GOAL — Write out all of the records precisely. Skip anything that is a picture.
.....
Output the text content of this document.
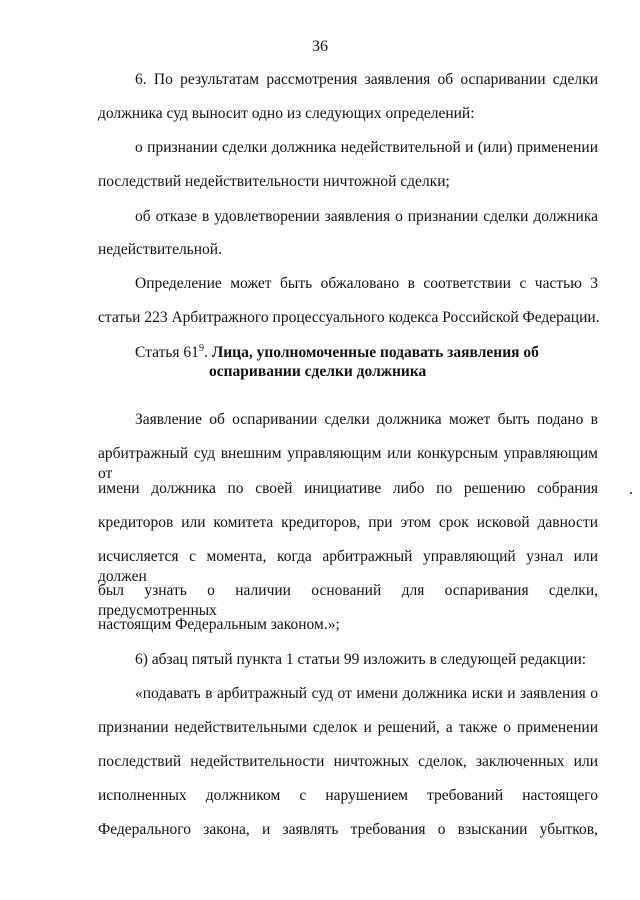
36
6. По результатам рассмотрения заявления об оспаривании сделки
должника суд выносит одно из следующих определений:
о признании сделки должника недействительной и (или) применении
последствий недействительности ничтожной сделки;
об отказе в удовлетворении заявления о признании сделки должника
недействительной.
Определение может быть обжаловано в соответствии с частью 3
статьи 223 Арбитражного процессуального кодекса Российской Федерации.
Статья $61^9$. Лица, уполномоченные подавать заявления об
оспаривании сделки должника
Заявление об оспаривании сделки должника может быть подано в
арбитражный суд внешним управляющим или конкурсным управляющим от
имени должника по своей инициативе либо по решению собрания
кредиторов или комитета кредиторов, при этом срок исковой давности
исчисляется с момента, когда арбитражный управляющий узнал или должен
был узнать о наличии оснований для оспаривания сделки, предусмотренных
настоящим Федеральным законом.»;
6) абзац пятый пункта 1 статьи 99 изложить в следующей редакции:
«подавать в арбитражный суд от имени должника иски и заявления о
признании недействительными сделок и решений, а также о применении
последствий недействительности ничтожных сделок, заключенных или
исполненных должником с нарушением требований настоящего
Федерального закона, и заявлять требования о взыскании убытков,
.....
IN RESPONSE —
Output the text content of this document.
36
6. По результатам рассмотрения заявления об оспаривании сделки
должника суд выносит одно из следующих определений:
о признании сделки должника недействительной и (или) применении
последствий недействительности ничтожной сделки;
об отказе в удовлетворении заявления о признании сделки должника
недействительной.
Определение может быть обжаловано в соответствии с частью 3
статьи 223 Арбитражного процессуального кодекса Российской Федерации.
Статья $61^9$. Лица, уполномоченные подавать заявления об
оспаривании сделки должника
Заявление об оспаривании сделки должника может быть подано в
арбитражный суд внешним управляющим или конкурсным управляющим от
имени должника по своей инициативе либо по решению собрания
кредиторов или комитета кредиторов, при этом срок исковой давности
исчисляется с момента, когда арбитражный управляющий узнал или должен
был узнать о наличии оснований для оспаривания сделки, предусмотренных
настоящим Федеральным законом.»;
6) абзац пятый пункта 1 статьи 99 изложить в следующей редакции:
«подавать в арбитражный суд от имени должника иски и заявления о
признании недействительными сделок и решений, а также о применении
последствий недействительности ничтожных сделок, заключенных или
исполненных должником с нарушением требований настоящего
Федерального закона, и заявлять требования о взыскании убытков,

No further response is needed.